• **TASK INPUTS**:
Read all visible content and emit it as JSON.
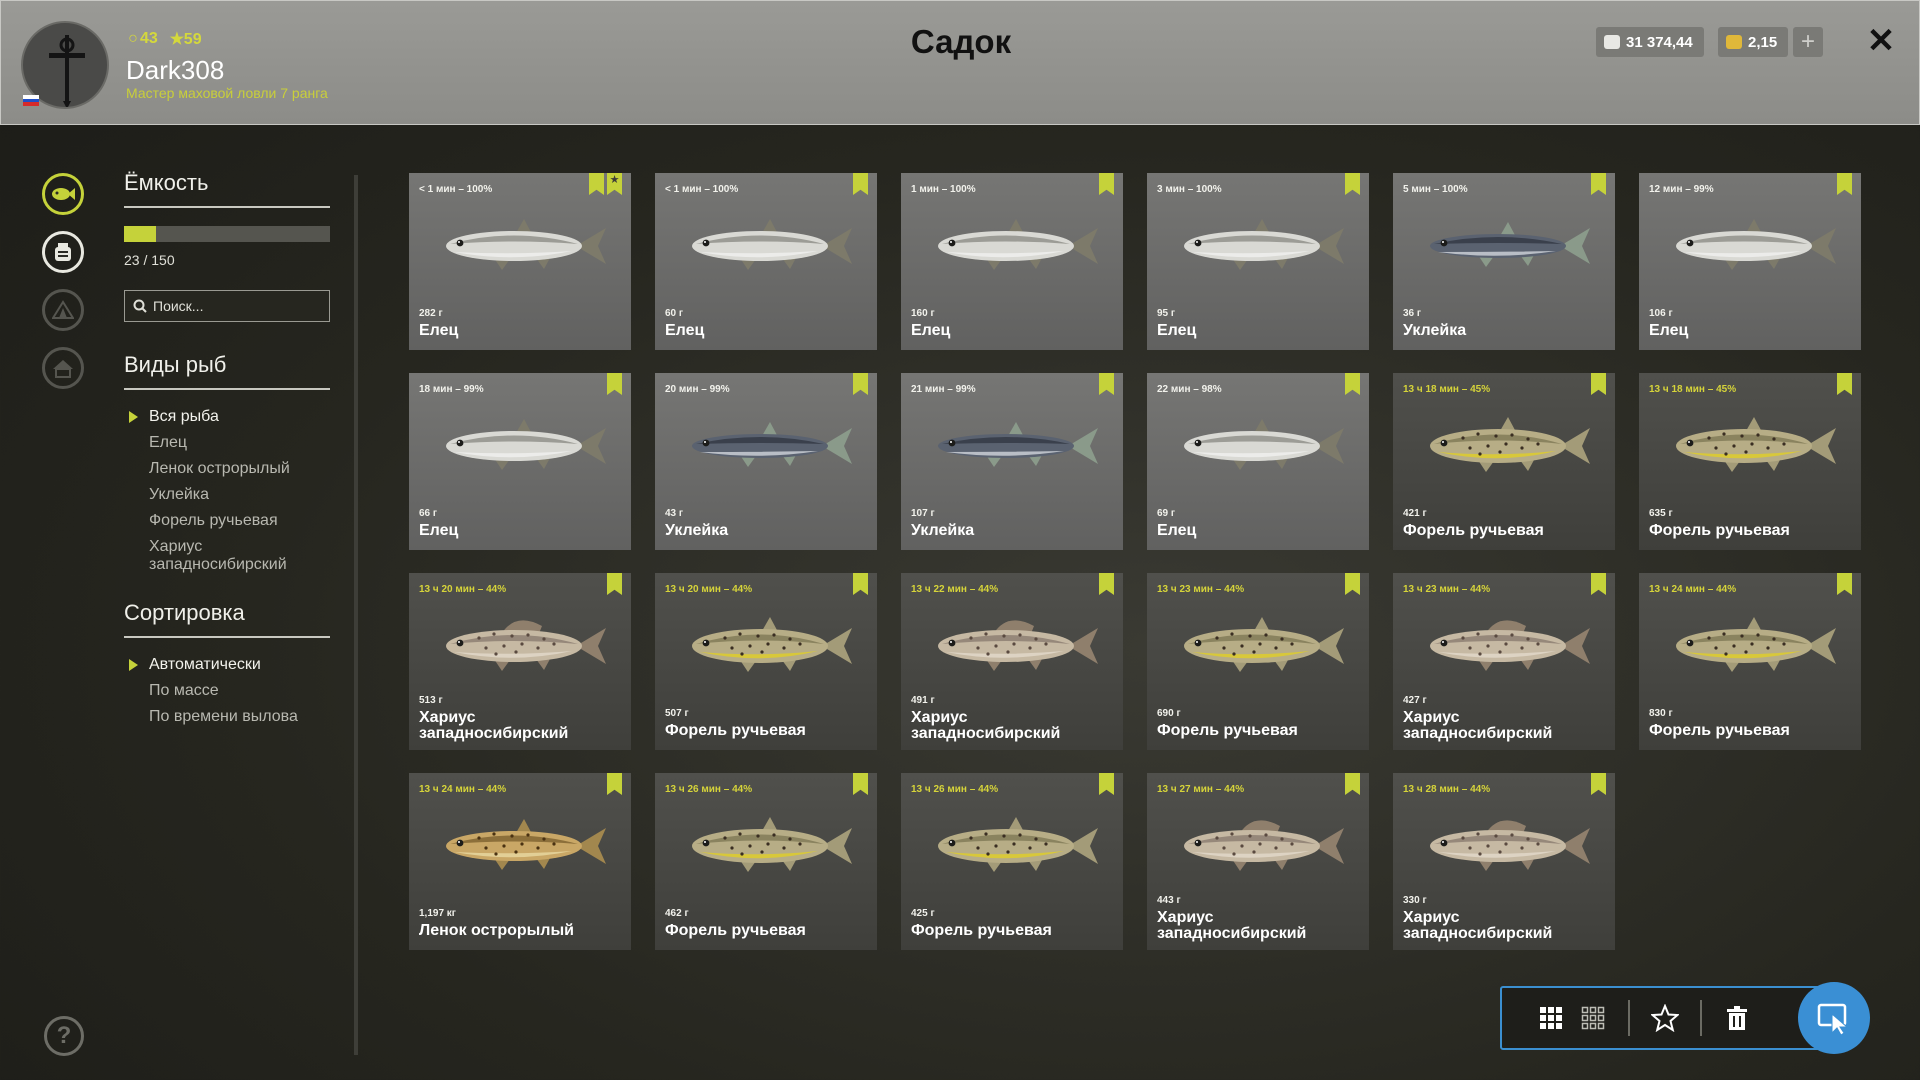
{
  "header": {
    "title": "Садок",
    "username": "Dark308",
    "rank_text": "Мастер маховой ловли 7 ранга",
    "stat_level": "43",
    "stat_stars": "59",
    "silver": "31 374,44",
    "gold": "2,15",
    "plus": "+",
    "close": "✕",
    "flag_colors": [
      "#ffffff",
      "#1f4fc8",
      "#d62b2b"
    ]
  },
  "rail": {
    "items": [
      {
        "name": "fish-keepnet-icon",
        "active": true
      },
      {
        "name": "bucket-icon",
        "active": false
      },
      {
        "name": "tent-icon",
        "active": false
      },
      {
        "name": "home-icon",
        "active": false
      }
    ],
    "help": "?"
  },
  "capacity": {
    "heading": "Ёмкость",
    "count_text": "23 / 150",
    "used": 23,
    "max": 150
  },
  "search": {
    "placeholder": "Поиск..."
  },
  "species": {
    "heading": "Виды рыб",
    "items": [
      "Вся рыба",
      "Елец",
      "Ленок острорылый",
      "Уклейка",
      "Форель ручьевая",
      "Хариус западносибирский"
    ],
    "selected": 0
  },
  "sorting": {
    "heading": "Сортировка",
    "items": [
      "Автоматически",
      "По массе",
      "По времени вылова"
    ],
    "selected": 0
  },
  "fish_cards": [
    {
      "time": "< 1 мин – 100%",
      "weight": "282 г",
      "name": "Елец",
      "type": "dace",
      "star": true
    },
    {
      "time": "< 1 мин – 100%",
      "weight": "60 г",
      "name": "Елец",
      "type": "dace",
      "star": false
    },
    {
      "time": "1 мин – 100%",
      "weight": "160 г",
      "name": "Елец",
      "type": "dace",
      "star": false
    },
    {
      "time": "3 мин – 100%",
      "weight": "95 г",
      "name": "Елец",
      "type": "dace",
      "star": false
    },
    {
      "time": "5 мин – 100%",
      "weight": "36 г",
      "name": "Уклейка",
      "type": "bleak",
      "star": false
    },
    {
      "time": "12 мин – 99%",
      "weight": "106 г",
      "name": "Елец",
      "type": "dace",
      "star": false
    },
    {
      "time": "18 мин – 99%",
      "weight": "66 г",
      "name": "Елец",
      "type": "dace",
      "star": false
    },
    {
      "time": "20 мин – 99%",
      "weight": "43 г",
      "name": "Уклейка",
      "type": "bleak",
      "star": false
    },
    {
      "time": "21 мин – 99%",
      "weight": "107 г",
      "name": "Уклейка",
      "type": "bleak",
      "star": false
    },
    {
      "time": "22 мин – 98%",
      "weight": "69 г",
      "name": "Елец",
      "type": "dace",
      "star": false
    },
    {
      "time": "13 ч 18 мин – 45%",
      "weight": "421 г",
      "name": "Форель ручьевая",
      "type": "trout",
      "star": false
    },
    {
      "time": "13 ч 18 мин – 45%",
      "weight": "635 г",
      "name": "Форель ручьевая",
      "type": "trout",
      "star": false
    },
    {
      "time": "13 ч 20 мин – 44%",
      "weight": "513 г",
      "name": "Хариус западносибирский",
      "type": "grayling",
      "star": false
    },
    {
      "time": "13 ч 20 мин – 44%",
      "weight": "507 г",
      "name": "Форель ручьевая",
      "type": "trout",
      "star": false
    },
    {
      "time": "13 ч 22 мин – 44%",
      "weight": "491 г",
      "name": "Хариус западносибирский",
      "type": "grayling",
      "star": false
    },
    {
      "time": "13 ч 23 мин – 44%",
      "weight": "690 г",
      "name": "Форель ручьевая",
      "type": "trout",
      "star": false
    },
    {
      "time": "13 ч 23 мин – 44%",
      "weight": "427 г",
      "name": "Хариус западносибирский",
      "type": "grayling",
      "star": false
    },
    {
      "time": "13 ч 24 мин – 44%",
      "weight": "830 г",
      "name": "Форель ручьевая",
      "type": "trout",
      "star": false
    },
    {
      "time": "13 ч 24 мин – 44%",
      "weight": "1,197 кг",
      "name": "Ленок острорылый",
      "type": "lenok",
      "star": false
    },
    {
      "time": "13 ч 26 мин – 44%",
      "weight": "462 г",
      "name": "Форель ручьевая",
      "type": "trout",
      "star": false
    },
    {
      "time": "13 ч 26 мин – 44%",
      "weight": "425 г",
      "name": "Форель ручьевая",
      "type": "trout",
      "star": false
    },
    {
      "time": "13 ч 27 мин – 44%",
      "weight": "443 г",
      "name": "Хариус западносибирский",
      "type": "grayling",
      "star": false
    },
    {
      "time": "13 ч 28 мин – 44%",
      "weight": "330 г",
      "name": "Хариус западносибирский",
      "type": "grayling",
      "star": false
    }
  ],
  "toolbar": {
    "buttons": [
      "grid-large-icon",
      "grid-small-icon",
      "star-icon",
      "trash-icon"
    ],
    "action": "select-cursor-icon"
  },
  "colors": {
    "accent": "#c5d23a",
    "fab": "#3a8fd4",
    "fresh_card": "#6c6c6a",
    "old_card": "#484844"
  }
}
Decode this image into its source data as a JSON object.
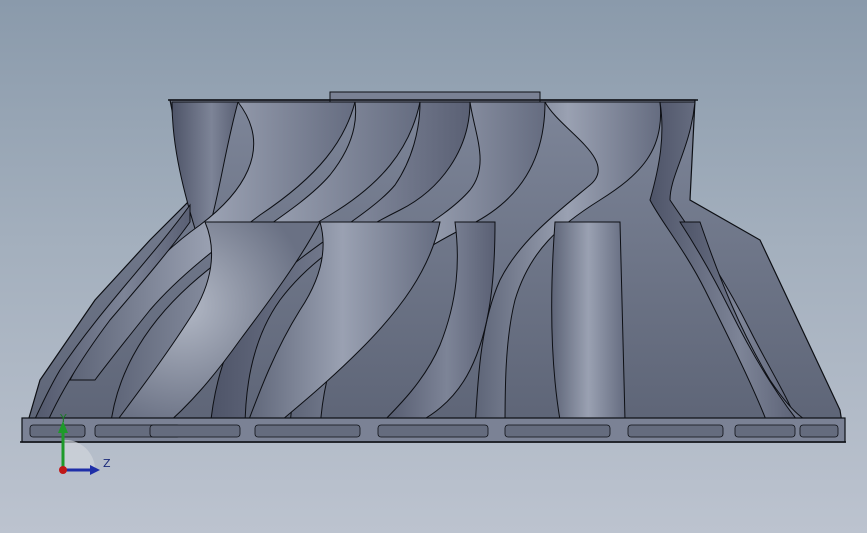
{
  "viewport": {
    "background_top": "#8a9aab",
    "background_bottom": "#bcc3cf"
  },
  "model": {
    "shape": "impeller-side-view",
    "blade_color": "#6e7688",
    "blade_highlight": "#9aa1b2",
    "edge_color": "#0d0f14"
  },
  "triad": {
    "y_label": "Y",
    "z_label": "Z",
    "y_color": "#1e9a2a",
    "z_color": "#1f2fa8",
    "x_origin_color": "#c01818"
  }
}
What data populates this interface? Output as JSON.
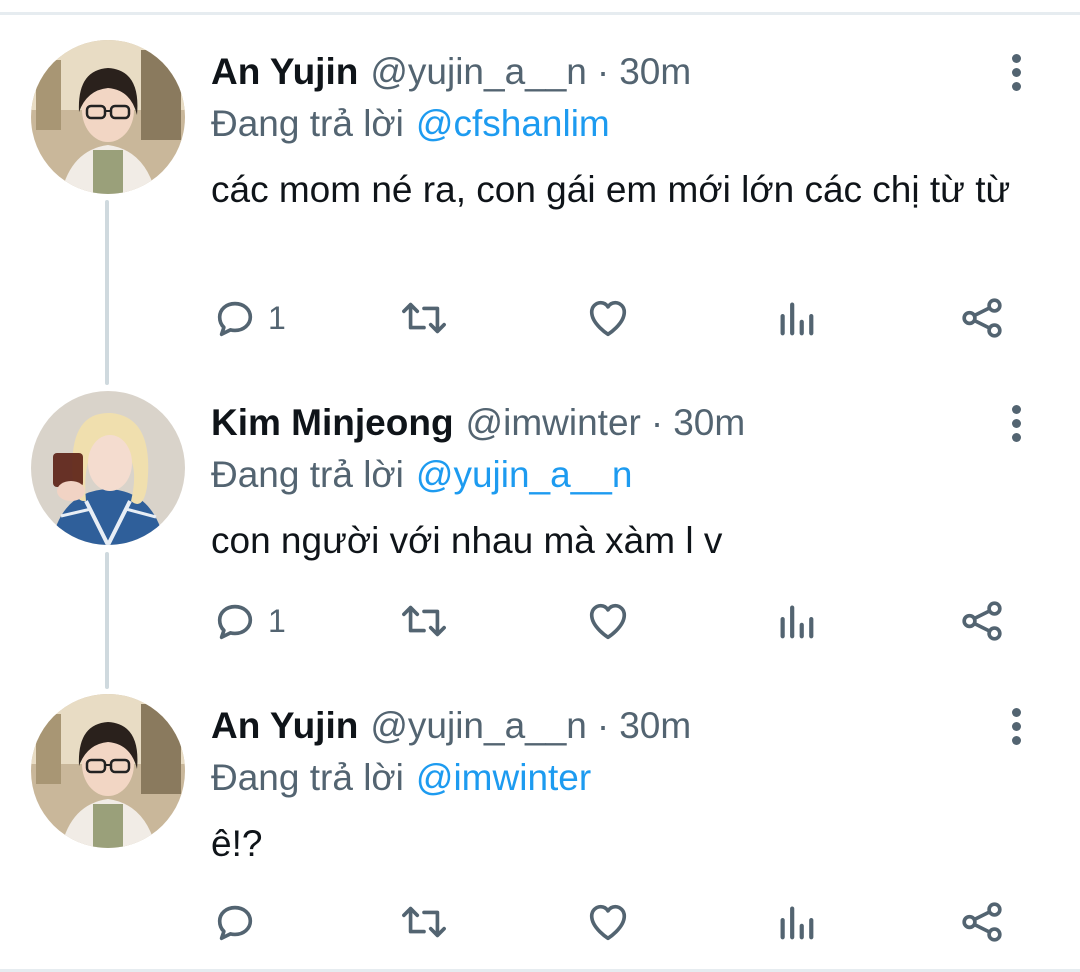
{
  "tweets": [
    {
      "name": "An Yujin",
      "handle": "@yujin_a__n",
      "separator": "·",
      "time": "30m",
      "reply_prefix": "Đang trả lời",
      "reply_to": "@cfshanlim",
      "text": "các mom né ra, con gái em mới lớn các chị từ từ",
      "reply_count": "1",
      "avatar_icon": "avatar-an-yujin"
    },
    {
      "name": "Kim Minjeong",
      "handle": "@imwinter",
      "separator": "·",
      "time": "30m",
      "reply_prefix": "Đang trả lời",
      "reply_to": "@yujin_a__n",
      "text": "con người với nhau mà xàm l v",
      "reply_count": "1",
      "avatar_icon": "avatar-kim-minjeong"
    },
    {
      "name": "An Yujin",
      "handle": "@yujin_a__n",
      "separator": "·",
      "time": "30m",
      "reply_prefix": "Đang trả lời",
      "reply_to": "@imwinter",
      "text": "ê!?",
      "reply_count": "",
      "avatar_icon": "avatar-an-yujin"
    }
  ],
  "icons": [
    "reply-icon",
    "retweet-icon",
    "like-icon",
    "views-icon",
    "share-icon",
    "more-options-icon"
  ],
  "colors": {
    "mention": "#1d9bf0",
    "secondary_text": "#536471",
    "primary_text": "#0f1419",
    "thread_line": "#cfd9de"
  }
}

• **AIM**:
Omit the pictures, then quote the rest of the material above exactly.

• **OUTPUT FOR THIS TASK**:
Read all visible content and emit it as JSON.
{
  "header": {
    "title": "Садок",
    "username": "Dark308",
    "rank_text": "Мастер маховой ловли 7 ранга",
    "stat_level": "43",
    "stat_stars": "59",
    "silver": "31 374,44",
    "gold": "2,15",
    "plus": "+",
    "close": "✕",
    "flag_colors": [
      "#ffffff",
      "#1f4fc8",
      "#d62b2b"
    ]
  },
  "rail": {
    "items": [
      {
        "name": "fish-keepnet-icon",
        "active": true
      },
      {
        "name": "bucket-icon",
        "active": false
      },
      {
        "name": "tent-icon",
        "active": false
      },
      {
        "name": "home-icon",
        "active": false
      }
    ],
    "help": "?"
  },
  "capacity": {
    "heading": "Ёмкость",
    "count_text": "23 / 150",
    "used": 23,
    "max": 150
  },
  "search": {
    "placeholder": "Поиск..."
  },
  "species": {
    "heading": "Виды рыб",
    "items": [
      "Вся рыба",
      "Елец",
      "Ленок острорылый",
      "Уклейка",
      "Форель ручьевая",
      "Хариус западносибирский"
    ],
    "selected": 0
  },
  "sorting": {
    "heading": "Сортировка",
    "items": [
      "Автоматически",
      "По массе",
      "По времени вылова"
    ],
    "selected": 0
  },
  "fish_cards": [
    {
      "time": "< 1 мин – 100%",
      "weight": "282 г",
      "name": "Елец",
      "type": "dace",
      "star": true
    },
    {
      "time": "< 1 мин – 100%",
      "weight": "60 г",
      "name": "Елец",
      "type": "dace",
      "star": false
    },
    {
      "time": "1 мин – 100%",
      "weight": "160 г",
      "name": "Елец",
      "type": "dace",
      "star": false
    },
    {
      "time": "3 мин – 100%",
      "weight": "95 г",
      "name": "Елец",
      "type": "dace",
      "star": false
    },
    {
      "time": "5 мин – 100%",
      "weight": "36 г",
      "name": "Уклейка",
      "type": "bleak",
      "star": false
    },
    {
      "time": "12 мин – 99%",
      "weight": "106 г",
      "name": "Елец",
      "type": "dace",
      "star": false
    },
    {
      "time": "18 мин – 99%",
      "weight": "66 г",
      "name": "Елец",
      "type": "dace",
      "star": false
    },
    {
      "time": "20 мин – 99%",
      "weight": "43 г",
      "name": "Уклейка",
      "type": "bleak",
      "star": false
    },
    {
      "time": "21 мин – 99%",
      "weight": "107 г",
      "name": "Уклейка",
      "type": "bleak",
      "star": false
    },
    {
      "time": "22 мин – 98%",
      "weight": "69 г",
      "name": "Елец",
      "type": "dace",
      "star": false
    },
    {
      "time": "13 ч 18 мин – 45%",
      "weight": "421 г",
      "name": "Форель ручьевая",
      "type": "trout",
      "star": false
    },
    {
      "time": "13 ч 18 мин – 45%",
      "weight": "635 г",
      "name": "Форель ручьевая",
      "type": "trout",
      "star": false
    },
    {
      "time": "13 ч 20 мин – 44%",
      "weight": "513 г",
      "name": "Хариус западносибирский",
      "type": "grayling",
      "star": false
    },
    {
      "time": "13 ч 20 мин – 44%",
      "weight": "507 г",
      "name": "Форель ручьевая",
      "type": "trout",
      "star": false
    },
    {
      "time": "13 ч 22 мин – 44%",
      "weight": "491 г",
      "name": "Хариус западносибирский",
      "type": "grayling",
      "star": false
    },
    {
      "time": "13 ч 23 мин – 44%",
      "weight": "690 г",
      "name": "Форель ручьевая",
      "type": "trout",
      "star": false
    },
    {
      "time": "13 ч 23 мин – 44%",
      "weight": "427 г",
      "name": "Хариус западносибирский",
      "type": "grayling",
      "star": false
    },
    {
      "time": "13 ч 24 мин – 44%",
      "weight": "830 г",
      "name": "Форель ручьевая",
      "type": "trout",
      "star": false
    },
    {
      "time": "13 ч 24 мин – 44%",
      "weight": "1,197 кг",
      "name": "Ленок острорылый",
      "type": "lenok",
      "star": false
    },
    {
      "time": "13 ч 26 мин – 44%",
      "weight": "462 г",
      "name": "Форель ручьевая",
      "type": "trout",
      "star": false
    },
    {
      "time": "13 ч 26 мин – 44%",
      "weight": "425 г",
      "name": "Форель ручьевая",
      "type": "trout",
      "star": false
    },
    {
      "time": "13 ч 27 мин – 44%",
      "weight": "443 г",
      "name": "Хариус западносибирский",
      "type": "grayling",
      "star": false
    },
    {
      "time": "13 ч 28 мин – 44%",
      "weight": "330 г",
      "name": "Хариус западносибирский",
      "type": "grayling",
      "star": false
    }
  ],
  "toolbar": {
    "buttons": [
      "grid-large-icon",
      "grid-small-icon",
      "star-icon",
      "trash-icon"
    ],
    "action": "select-cursor-icon"
  },
  "colors": {
    "accent": "#c5d23a",
    "fab": "#3a8fd4",
    "fresh_card": "#6c6c6a",
    "old_card": "#484844"
  }
}
Decode this image into its source data as a JSON object.
{
  "viewport": {
    "background_top": "#8a9aab",
    "background_bottom": "#bcc3cf"
  },
  "model": {
    "shape": "impeller-side-view",
    "blade_color": "#6e7688",
    "blade_highlight": "#9aa1b2",
    "edge_color": "#0d0f14"
  },
  "triad": {
    "y_label": "Y",
    "z_label": "Z",
    "y_color": "#1e9a2a",
    "z_color": "#1f2fa8",
    "x_origin_color": "#c01818"
  }
}
What data populates this interface? Output as JSON.
{
  "tweets": [
    {
      "name": "An Yujin",
      "handle": "@yujin_a__n",
      "separator": "·",
      "time": "30m",
      "reply_prefix": "Đang trả lời",
      "reply_to": "@cfshanlim",
      "text": "các mom né ra, con gái em mới lớn các chị từ từ",
      "reply_count": "1",
      "avatar_icon": "avatar-an-yujin"
    },
    {
      "name": "Kim Minjeong",
      "handle": "@imwinter",
      "separator": "·",
      "time": "30m",
      "reply_prefix": "Đang trả lời",
      "reply_to": "@yujin_a__n",
      "text": "con người với nhau mà xàm l v",
      "reply_count": "1",
      "avatar_icon": "avatar-kim-minjeong"
    },
    {
      "name": "An Yujin",
      "handle": "@yujin_a__n",
      "separator": "·",
      "time": "30m",
      "reply_prefix": "Đang trả lời",
      "reply_to": "@imwinter",
      "text": "ê!?",
      "reply_count": "",
      "avatar_icon": "avatar-an-yujin"
    }
  ],
  "icons": [
    "reply-icon",
    "retweet-icon",
    "like-icon",
    "views-icon",
    "share-icon",
    "more-options-icon"
  ],
  "colors": {
    "mention": "#1d9bf0",
    "secondary_text": "#536471",
    "primary_text": "#0f1419",
    "thread_line": "#cfd9de"
  }
}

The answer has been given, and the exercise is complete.